**CHALLENGE**. Reproduce every record below exactly as written, leaving out any pictures.

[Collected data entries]

★ ★ ★

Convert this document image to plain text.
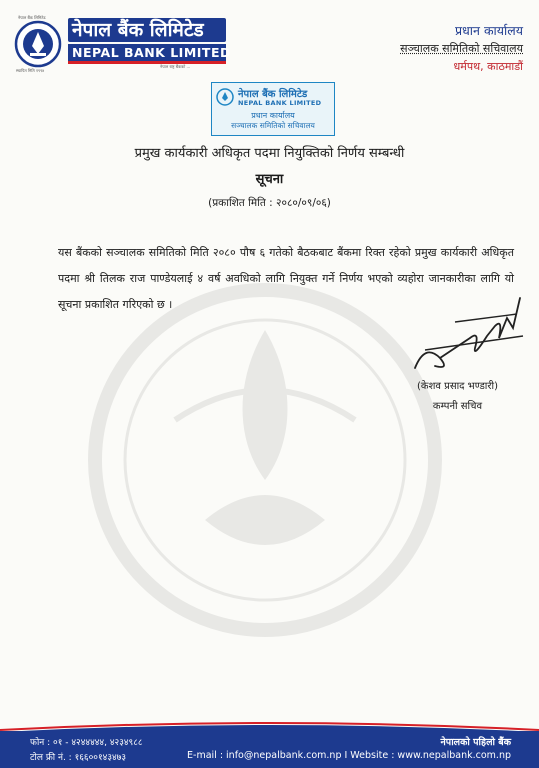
नेपाल बैंक लिमिटेड
स्थापित मिति १९९४
नेपाल बैंक लिमिटेड
NEPAL BANK LIMITED
नेपाल राष्ट्र बैंकको ...
प्रधान कार्यालय
सञ्चालक समितिको सचिवालय
धर्मपथ, काठमाडौं
नेपाल बैंक लिमिटेड
NEPAL BANK LIMITED
प्रधान कार्यालय
सञ्चालक समितिको सचिवालय
प्रमुख कार्यकारी अधिकृत पदमा नियुक्तिको निर्णय सम्बन्धी
सूचना
(प्रकाशित मिति : २०८०/०९/०६)
यस बैंकको सञ्चालक समितिको मिति २०८० पौष ६ गतेको बैठकबाट बैंकमा रिक्त रहेको प्रमुख कार्यकारी अधिकृत पदमा श्री तिलक राज पाण्डेयलाई ४ वर्ष अवधिको लागि नियुक्त गर्ने निर्णय भएको व्यहोरा जानकारीका लागि यो सूचना प्रकाशित गरिएको छ ।
(केशव प्रसाद भण्डारी)
कम्पनी सचिव
फोन : ०१ - ४२४४४४४, ४२३४९८८
टोल फ्री नं. : १६६००१४३४७३
नेपालको पहिलो बैंक
E-mail : info@nepalbank.com.np I Website : www.nepalbank.com.np
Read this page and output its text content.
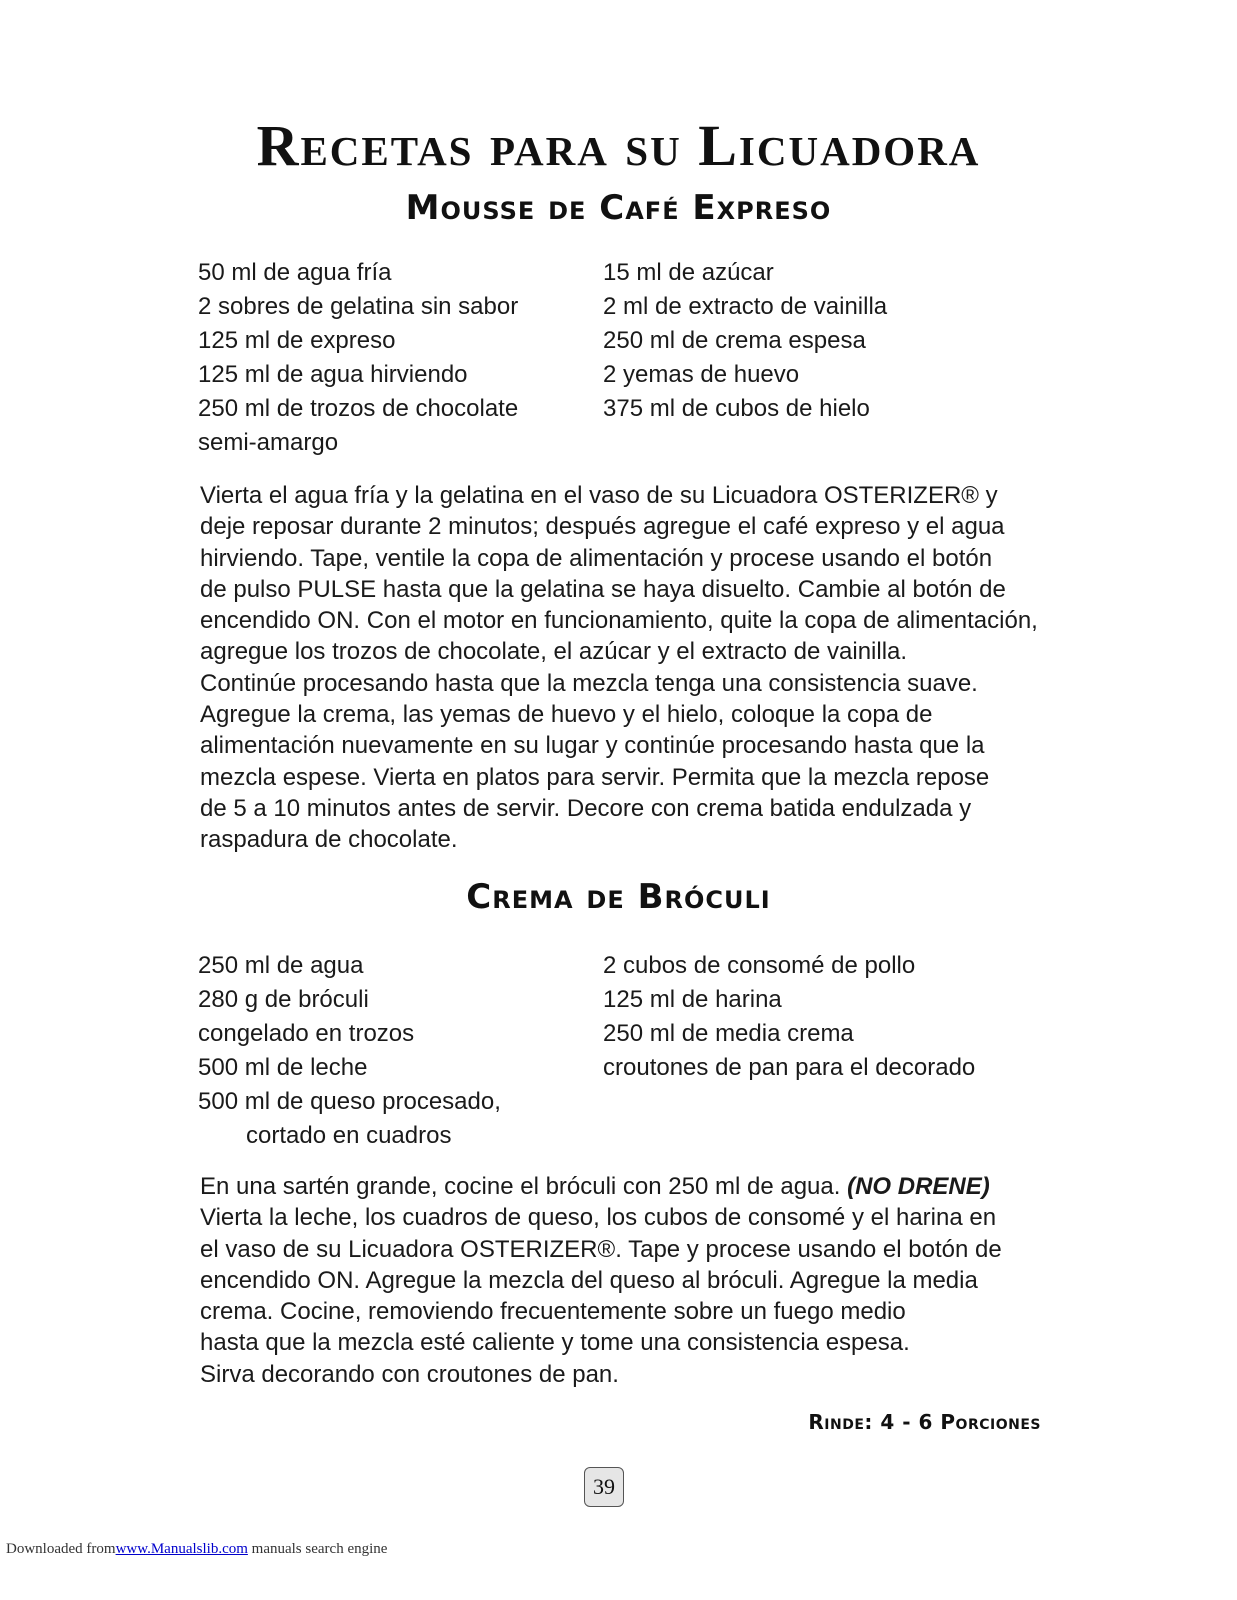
Recetas para su Licuadora
Mousse de Café Expreso
50 ml de agua fría
2 sobres de gelatina sin sabor
125 ml de expreso
125 ml de agua hirviendo
250 ml de trozos de chocolate
semi-amargo
15 ml de azúcar
2 ml de extracto de vainilla
250 ml de crema espesa
2 yemas de huevo
375 ml de cubos de hielo

Vierta el agua fría y la gelatina en el vaso de su Licuadora OSTERIZER® y

deje reposar durante 2 minutos; después agregue el café expreso y el agua

hirviendo. Tape, ventile la copa de alimentación y procese usando el botón

de pulso PULSE hasta que la gelatina se haya disuelto. Cambie al botón de

encendido ON. Con el motor en funcionamiento, quite la copa de alimentación,

agregue los trozos de chocolate, el azúcar y el extracto de vainilla.

Continúe procesando hasta que la mezcla tenga una consistencia suave.

Agregue la crema, las yemas de huevo y el hielo, coloque la copa de

alimentación nuevamente en su lugar y continúe procesando hasta que la

mezcla espese. Vierta en platos para servir. Permita que la mezcla repose

de 5 a 10 minutos antes de servir. Decore con crema batida endulzada y

raspadura de chocolate.

Crema de Bróculi
250 ml de agua
280 g de bróculi
congelado en trozos
500 ml de leche
500 ml de queso procesado,
cortado en cuadros
2 cubos de consomé de pollo
125 ml de harina
250 ml de media crema
croutones de pan para el decorado

En una sartén grande, cocine el bróculi con 250 ml de agua. (NO DRENE)

Vierta la leche, los cuadros de queso, los cubos de consomé y el harina en

el vaso de su Licuadora OSTERIZER®. Tape y procese usando el botón de

encendido ON. Agregue la mezcla del queso al bróculi. Agregue la media

crema. Cocine, removiendo frecuentemente sobre un fuego medio

hasta que la mezcla esté caliente y tome una consistencia espesa.

Sirva decorando con croutones de pan.

Rinde: 4 - 6 Porciones
39
Downloaded fromwww.Manualslib.com manuals search engine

★ ★ ★

**SOLUTION TO THIS EXERCISE**.
Convert this document image to plain text.
नेपाल बैंक लिमिटेड
स्थापित मिति १९९४
नेपाल बैंक लिमिटेड
NEPAL BANK LIMITED
नेपाल राष्ट्र बैंकको ...
प्रधान कार्यालय
सञ्चालक समितिको सचिवालय
धर्मपथ, काठमाडौं
नेपाल बैंक लिमिटेड
NEPAL BANK LIMITED
प्रधान कार्यालय
सञ्चालक समितिको सचिवालय
प्रमुख कार्यकारी अधिकृत पदमा नियुक्तिको निर्णय सम्बन्धी
सूचना
(प्रकाशित मिति : २०८०/०९/०६)
यस बैंकको सञ्चालक समितिको मिति २०८० पौष ६ गतेको बैठकबाट बैंकमा रिक्त रहेको प्रमुख कार्यकारी अधिकृत पदमा श्री तिलक राज पाण्डेयलाई ४ वर्ष अवधिको लागि नियुक्त गर्ने निर्णय भएको व्यहोरा जानकारीका लागि यो सूचना प्रकाशित गरिएको छ ।
(केशव प्रसाद भण्डारी)
कम्पनी सचिव
फोन : ०१ - ४२४४४४४, ४२३४९८८
टोल फ्री नं. : १६६००१४३४७३
नेपालको पहिलो बैंक
E-mail : info@nepalbank.com.np I Website : www.nepalbank.com.np
Read this page and output its text content.
Recetas para su Licuadora
Mousse de Café Expreso
50 ml de agua fría
2 sobres de gelatina sin sabor
125 ml de expreso
125 ml de agua hirviendo
250 ml de trozos de chocolate
semi-amargo
15 ml de azúcar
2 ml de extracto de vainilla
250 ml de crema espesa
2 yemas de huevo
375 ml de cubos de hielo

Vierta el agua fría y la gelatina en el vaso de su Licuadora OSTERIZER® y

deje reposar durante 2 minutos; después agregue el café expreso y el agua

hirviendo. Tape, ventile la copa de alimentación y procese usando el botón

de pulso PULSE hasta que la gelatina se haya disuelto. Cambie al botón de

encendido ON. Con el motor en funcionamiento, quite la copa de alimentación,

agregue los trozos de chocolate, el azúcar y el extracto de vainilla.

Continúe procesando hasta que la mezcla tenga una consistencia suave.

Agregue la crema, las yemas de huevo y el hielo, coloque la copa de

alimentación nuevamente en su lugar y continúe procesando hasta que la

mezcla espese. Vierta en platos para servir. Permita que la mezcla repose

de 5 a 10 minutos antes de servir. Decore con crema batida endulzada y

raspadura de chocolate.

Crema de Bróculi
250 ml de agua
280 g de bróculi
congelado en trozos
500 ml de leche
500 ml de queso procesado,
cortado en cuadros
2 cubos de consomé de pollo
125 ml de harina
250 ml de media crema
croutones de pan para el decorado

En una sartén grande, cocine el bróculi con 250 ml de agua. (NO DRENE)

Vierta la leche, los cuadros de queso, los cubos de consomé y el harina en

el vaso de su Licuadora OSTERIZER®. Tape y procese usando el botón de

encendido ON. Agregue la mezcla del queso al bróculi. Agregue la media

crema. Cocine, removiendo frecuentemente sobre un fuego medio

hasta que la mezcla esté caliente y tome una consistencia espesa.

Sirva decorando con croutones de pan.

Rinde: 4 - 6 Porciones
39
Downloaded fromwww.Manualslib.com manuals search engine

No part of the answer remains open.